## Exercise goal:
Without the images, write out the whole listing exactly.

----

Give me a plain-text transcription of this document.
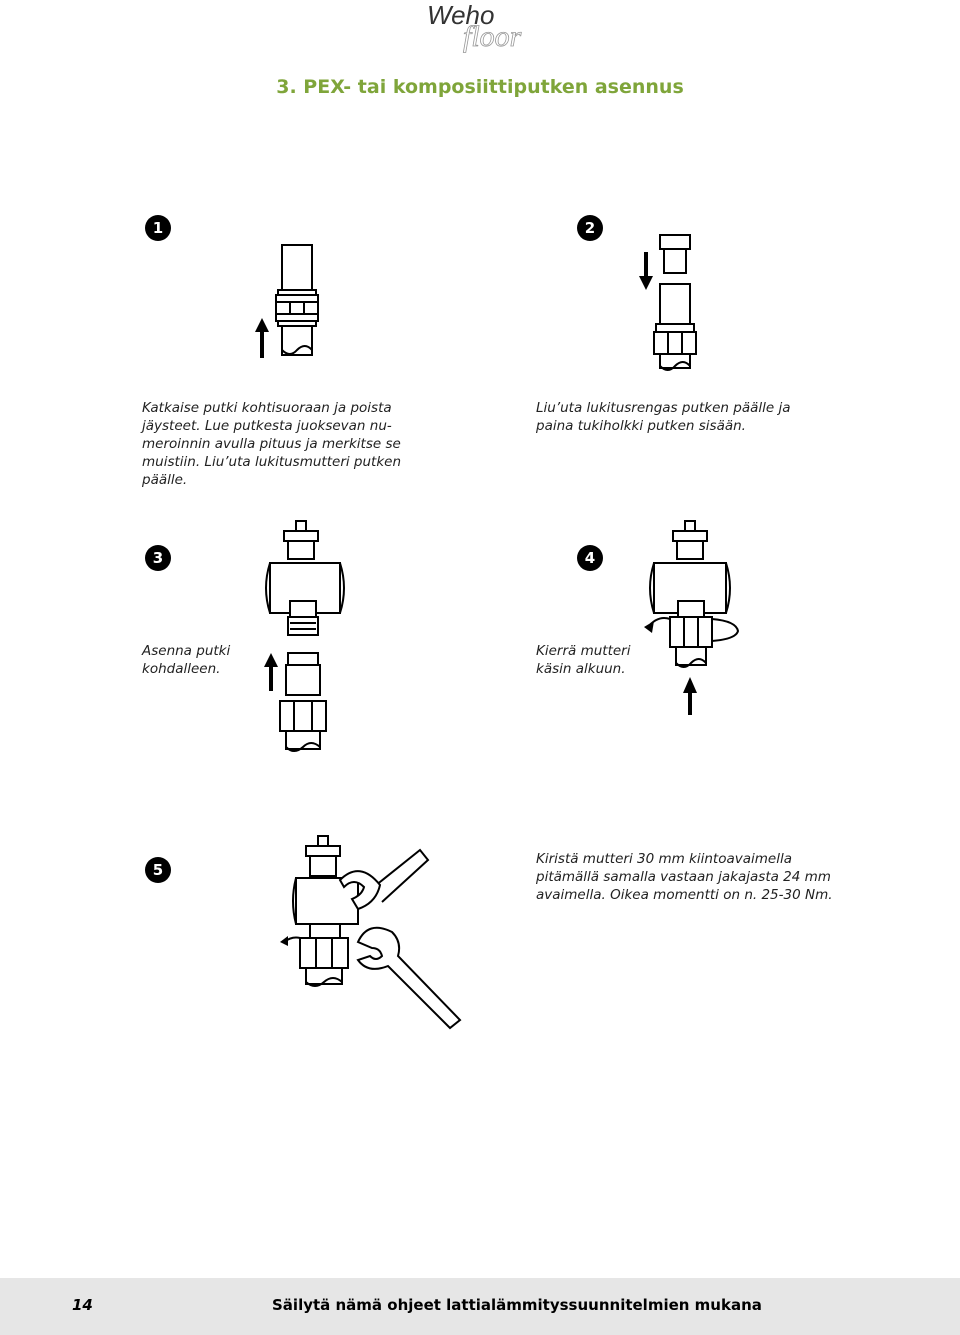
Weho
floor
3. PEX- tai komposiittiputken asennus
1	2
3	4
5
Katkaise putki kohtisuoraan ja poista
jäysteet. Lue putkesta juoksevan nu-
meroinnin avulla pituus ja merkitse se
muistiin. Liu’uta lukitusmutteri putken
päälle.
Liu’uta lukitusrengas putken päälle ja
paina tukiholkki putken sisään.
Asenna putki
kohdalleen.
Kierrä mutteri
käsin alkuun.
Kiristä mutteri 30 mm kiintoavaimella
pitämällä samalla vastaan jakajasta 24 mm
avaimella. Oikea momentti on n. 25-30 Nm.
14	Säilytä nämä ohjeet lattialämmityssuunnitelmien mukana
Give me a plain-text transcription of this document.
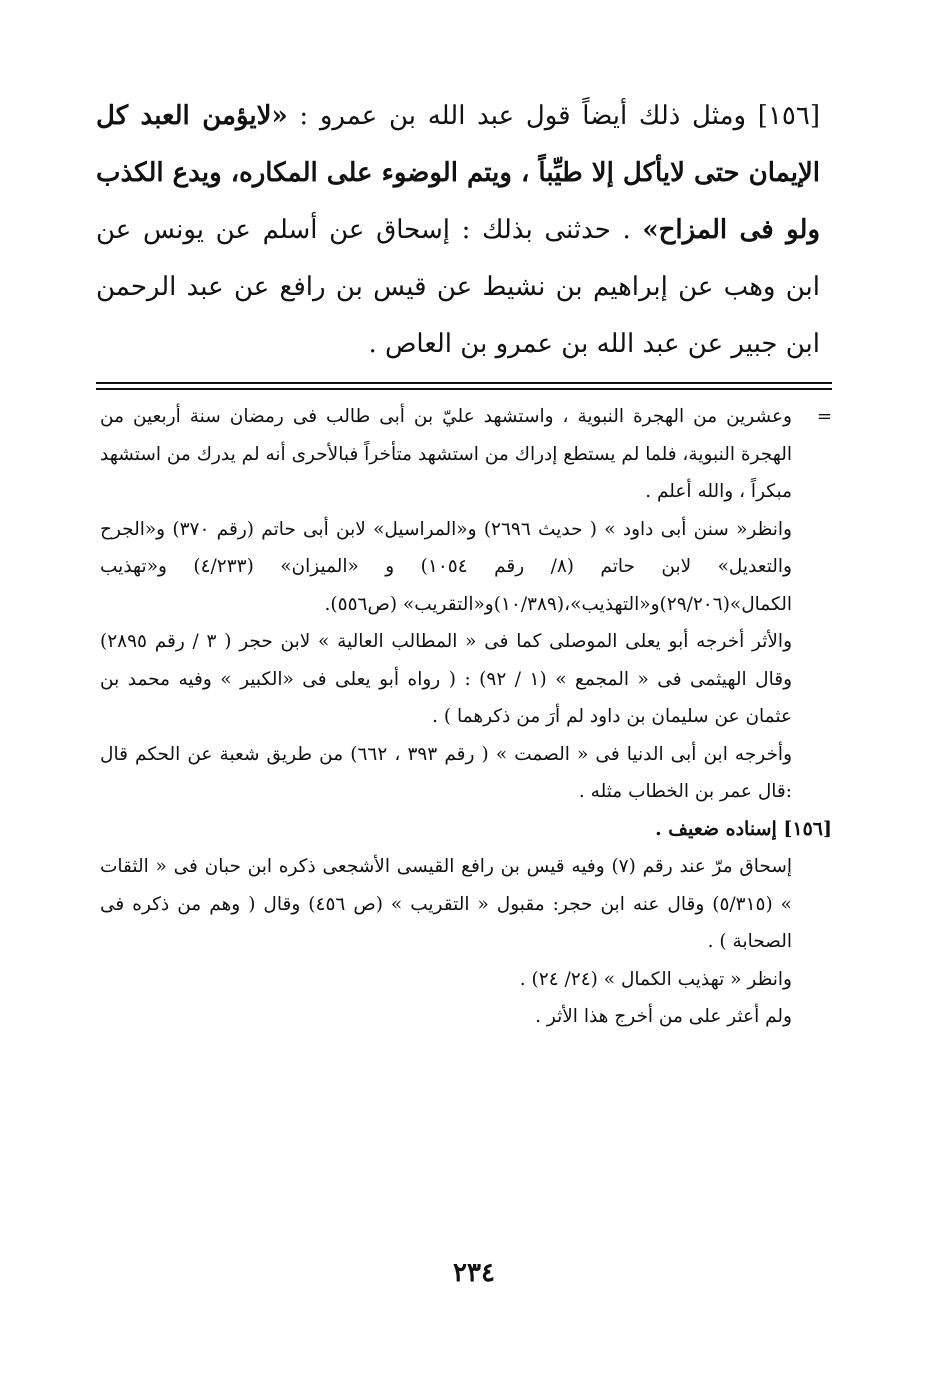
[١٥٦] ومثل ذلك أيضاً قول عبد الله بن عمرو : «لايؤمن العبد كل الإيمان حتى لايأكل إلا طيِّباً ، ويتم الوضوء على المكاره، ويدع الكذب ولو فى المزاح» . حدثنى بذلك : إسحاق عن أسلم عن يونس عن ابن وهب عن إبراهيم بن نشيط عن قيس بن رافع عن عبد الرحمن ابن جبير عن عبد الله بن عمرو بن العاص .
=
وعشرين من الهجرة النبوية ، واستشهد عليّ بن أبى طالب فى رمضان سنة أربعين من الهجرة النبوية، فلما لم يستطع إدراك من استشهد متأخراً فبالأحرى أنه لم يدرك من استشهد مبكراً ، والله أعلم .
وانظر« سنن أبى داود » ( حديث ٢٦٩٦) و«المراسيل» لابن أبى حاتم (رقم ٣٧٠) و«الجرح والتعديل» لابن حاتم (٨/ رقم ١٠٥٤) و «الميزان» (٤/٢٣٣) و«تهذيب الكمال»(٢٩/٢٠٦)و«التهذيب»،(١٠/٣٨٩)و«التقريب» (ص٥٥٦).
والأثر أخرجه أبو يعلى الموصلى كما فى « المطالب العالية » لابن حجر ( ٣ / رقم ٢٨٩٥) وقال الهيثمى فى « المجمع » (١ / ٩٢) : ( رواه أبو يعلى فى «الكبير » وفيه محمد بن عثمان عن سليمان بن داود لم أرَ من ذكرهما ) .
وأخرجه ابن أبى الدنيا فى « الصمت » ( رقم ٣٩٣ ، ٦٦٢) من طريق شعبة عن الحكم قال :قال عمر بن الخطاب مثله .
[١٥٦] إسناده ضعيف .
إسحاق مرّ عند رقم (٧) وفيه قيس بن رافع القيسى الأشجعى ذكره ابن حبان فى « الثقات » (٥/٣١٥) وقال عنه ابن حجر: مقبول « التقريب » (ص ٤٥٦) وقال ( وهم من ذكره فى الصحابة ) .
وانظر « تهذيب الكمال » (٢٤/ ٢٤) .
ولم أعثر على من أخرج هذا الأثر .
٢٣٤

----

## Response for this exercise:
Give me a plain-text transcription of this document.
Weho
floor
3. PEX- tai komposiittiputken asennus
1	2
3	4
5
Katkaise putki kohtisuoraan ja poista
jäysteet. Lue putkesta juoksevan nu-
meroinnin avulla pituus ja merkitse se
muistiin. Liu’uta lukitusmutteri putken
päälle.
Liu’uta lukitusrengas putken päälle ja
paina tukiholkki putken sisään.
Asenna putki
kohdalleen.
Kierrä mutteri
käsin alkuun.
Kiristä mutteri 30 mm kiintoavaimella
pitämällä samalla vastaan jakajasta 24 mm
avaimella. Oikea momentti on n. 25-30 Nm.
14	Säilytä nämä ohjeet lattialämmityssuunnitelmien mukana
Give me a plain-text transcription of this document.
[١٥٦] ومثل ذلك أيضاً قول عبد الله بن عمرو : «لايؤمن العبد كل الإيمان حتى لايأكل إلا طيِّباً ، ويتم الوضوء على المكاره، ويدع الكذب ولو فى المزاح» . حدثنى بذلك : إسحاق عن أسلم عن يونس عن ابن وهب عن إبراهيم بن نشيط عن قيس بن رافع عن عبد الرحمن ابن جبير عن عبد الله بن عمرو بن العاص .
=
وعشرين من الهجرة النبوية ، واستشهد عليّ بن أبى طالب فى رمضان سنة أربعين من الهجرة النبوية، فلما لم يستطع إدراك من استشهد متأخراً فبالأحرى أنه لم يدرك من استشهد مبكراً ، والله أعلم .
وانظر« سنن أبى داود » ( حديث ٢٦٩٦) و«المراسيل» لابن أبى حاتم (رقم ٣٧٠) و«الجرح والتعديل» لابن حاتم (٨/ رقم ١٠٥٤) و «الميزان» (٤/٢٣٣) و«تهذيب الكمال»(٢٩/٢٠٦)و«التهذيب»،(١٠/٣٨٩)و«التقريب» (ص٥٥٦).
والأثر أخرجه أبو يعلى الموصلى كما فى « المطالب العالية » لابن حجر ( ٣ / رقم ٢٨٩٥) وقال الهيثمى فى « المجمع » (١ / ٩٢) : ( رواه أبو يعلى فى «الكبير » وفيه محمد بن عثمان عن سليمان بن داود لم أرَ من ذكرهما ) .
وأخرجه ابن أبى الدنيا فى « الصمت » ( رقم ٣٩٣ ، ٦٦٢) من طريق شعبة عن الحكم قال :قال عمر بن الخطاب مثله .
[١٥٦] إسناده ضعيف .
إسحاق مرّ عند رقم (٧) وفيه قيس بن رافع القيسى الأشجعى ذكره ابن حبان فى « الثقات » (٥/٣١٥) وقال عنه ابن حجر: مقبول « التقريب » (ص ٤٥٦) وقال ( وهم من ذكره فى الصحابة ) .
وانظر « تهذيب الكمال » (٢٤/ ٢٤) .
ولم أعثر على من أخرج هذا الأثر .
٢٣٤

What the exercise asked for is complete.